(Data entries)
>> start
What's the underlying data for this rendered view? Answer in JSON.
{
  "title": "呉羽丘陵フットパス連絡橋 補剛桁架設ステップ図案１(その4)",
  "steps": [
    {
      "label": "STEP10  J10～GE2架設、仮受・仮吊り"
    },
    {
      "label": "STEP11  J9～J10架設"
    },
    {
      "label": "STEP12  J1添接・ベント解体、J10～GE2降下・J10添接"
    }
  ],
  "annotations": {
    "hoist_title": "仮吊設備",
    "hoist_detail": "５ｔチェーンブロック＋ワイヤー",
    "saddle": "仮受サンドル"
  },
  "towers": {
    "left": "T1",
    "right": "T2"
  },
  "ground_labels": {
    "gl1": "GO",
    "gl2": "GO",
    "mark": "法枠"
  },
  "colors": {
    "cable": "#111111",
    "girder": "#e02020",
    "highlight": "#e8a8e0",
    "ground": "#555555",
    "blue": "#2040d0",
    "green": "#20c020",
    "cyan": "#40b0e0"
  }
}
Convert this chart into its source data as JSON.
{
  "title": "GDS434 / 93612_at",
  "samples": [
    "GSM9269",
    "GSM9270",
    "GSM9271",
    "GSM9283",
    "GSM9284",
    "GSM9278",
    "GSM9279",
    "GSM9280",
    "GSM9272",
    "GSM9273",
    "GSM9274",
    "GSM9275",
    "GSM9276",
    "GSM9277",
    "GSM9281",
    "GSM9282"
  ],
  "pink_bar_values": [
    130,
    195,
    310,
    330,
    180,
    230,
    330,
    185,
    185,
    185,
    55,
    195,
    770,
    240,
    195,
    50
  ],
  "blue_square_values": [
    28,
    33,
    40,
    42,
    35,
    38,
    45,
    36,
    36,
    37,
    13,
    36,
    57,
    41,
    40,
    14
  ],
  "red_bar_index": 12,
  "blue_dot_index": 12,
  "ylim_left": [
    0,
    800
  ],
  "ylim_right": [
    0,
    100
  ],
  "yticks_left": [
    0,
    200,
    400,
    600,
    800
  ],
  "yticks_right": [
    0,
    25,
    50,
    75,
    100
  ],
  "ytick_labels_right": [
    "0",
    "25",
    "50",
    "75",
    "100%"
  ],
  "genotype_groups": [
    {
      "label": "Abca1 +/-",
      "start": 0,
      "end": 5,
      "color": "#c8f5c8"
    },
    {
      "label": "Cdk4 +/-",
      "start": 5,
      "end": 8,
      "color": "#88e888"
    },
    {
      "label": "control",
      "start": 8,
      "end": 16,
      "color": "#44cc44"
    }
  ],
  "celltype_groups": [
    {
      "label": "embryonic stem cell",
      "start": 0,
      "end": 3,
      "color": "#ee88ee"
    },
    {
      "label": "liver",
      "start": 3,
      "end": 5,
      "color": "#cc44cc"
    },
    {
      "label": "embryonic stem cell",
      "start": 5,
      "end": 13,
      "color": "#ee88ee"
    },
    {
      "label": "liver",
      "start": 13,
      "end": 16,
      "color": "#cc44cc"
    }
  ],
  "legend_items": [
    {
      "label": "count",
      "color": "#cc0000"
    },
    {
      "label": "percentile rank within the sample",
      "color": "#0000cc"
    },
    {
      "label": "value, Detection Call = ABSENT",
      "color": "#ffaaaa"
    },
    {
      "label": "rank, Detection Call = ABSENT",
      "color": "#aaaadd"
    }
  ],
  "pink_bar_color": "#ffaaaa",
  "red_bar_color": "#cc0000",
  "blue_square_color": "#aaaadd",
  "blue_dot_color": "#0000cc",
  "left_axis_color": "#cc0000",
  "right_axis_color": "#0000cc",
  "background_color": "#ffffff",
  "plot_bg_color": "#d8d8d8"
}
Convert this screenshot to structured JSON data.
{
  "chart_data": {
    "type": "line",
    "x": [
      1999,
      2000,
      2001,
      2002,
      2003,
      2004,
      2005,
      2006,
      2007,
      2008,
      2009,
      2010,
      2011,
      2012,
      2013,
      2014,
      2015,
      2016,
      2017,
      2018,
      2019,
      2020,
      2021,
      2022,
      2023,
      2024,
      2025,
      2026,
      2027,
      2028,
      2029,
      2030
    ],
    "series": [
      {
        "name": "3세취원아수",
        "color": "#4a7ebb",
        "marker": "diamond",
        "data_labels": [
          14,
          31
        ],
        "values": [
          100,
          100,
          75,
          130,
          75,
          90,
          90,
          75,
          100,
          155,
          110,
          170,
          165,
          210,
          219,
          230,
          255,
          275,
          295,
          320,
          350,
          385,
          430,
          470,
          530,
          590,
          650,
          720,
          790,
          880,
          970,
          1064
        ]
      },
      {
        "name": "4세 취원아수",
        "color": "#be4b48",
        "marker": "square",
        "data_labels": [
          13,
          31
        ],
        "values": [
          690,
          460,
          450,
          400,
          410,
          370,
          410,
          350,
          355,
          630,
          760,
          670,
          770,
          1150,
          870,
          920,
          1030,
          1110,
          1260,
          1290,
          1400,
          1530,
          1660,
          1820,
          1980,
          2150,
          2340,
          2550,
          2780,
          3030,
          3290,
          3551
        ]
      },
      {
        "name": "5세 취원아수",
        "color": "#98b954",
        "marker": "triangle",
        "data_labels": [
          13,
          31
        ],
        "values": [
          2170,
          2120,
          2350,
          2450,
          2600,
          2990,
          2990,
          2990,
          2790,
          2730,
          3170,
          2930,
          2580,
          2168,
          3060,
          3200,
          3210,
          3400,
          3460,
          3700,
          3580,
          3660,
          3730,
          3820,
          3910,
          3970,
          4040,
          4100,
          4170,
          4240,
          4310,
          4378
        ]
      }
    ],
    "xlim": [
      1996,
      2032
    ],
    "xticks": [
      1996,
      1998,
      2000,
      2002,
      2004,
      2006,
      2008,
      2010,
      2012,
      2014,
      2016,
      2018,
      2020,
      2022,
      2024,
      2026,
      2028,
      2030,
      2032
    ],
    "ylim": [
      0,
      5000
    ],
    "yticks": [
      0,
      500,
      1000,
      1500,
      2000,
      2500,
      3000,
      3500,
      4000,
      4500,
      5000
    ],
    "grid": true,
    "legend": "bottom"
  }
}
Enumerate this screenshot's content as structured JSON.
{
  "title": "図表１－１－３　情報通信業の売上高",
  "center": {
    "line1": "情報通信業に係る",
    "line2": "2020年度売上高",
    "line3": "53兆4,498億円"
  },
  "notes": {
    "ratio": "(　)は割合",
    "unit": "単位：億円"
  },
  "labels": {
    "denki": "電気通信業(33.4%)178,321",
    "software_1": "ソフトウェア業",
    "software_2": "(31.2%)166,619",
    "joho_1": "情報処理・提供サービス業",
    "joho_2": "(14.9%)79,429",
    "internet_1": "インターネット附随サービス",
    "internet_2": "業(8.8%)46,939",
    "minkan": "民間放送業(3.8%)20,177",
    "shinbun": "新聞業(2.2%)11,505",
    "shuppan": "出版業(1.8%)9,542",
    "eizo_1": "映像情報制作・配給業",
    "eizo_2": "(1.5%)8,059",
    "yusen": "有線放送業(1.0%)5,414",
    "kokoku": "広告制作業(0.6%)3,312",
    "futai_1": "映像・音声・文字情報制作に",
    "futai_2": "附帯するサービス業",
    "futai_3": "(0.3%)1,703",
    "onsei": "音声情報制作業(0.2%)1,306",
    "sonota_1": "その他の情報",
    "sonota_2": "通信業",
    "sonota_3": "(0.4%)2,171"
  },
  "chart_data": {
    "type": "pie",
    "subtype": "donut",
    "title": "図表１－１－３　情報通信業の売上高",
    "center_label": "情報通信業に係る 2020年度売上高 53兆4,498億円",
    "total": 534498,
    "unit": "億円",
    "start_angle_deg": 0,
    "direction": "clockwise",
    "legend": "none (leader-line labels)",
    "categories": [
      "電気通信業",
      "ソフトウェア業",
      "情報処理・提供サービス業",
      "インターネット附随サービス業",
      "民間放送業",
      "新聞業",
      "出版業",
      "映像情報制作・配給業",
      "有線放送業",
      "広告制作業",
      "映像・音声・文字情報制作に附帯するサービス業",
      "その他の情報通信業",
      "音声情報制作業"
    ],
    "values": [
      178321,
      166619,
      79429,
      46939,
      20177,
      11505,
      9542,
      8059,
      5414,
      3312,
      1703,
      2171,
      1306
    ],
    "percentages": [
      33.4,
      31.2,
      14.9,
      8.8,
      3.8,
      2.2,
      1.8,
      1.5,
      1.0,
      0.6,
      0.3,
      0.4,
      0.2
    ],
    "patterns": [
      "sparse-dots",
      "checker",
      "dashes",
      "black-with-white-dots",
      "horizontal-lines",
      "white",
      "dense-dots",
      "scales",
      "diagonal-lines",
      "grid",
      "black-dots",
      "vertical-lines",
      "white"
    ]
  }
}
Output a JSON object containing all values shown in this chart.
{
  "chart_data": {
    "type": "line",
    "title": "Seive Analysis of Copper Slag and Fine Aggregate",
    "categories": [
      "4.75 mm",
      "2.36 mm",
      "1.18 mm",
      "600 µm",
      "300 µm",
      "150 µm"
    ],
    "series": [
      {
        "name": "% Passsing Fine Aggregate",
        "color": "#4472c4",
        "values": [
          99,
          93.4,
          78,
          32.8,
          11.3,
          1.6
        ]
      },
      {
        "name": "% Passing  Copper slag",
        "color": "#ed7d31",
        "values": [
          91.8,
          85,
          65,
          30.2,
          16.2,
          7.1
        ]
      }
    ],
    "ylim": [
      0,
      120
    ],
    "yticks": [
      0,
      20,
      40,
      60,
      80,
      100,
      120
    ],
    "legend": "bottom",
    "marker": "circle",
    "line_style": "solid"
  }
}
>> end
## Aim:
Take every line containing the word "dots" and copy it.

## Answer to this exercise:
      "sparse-dots",
      "black-with-white-dots",
      "dense-dots",
      "black-dots",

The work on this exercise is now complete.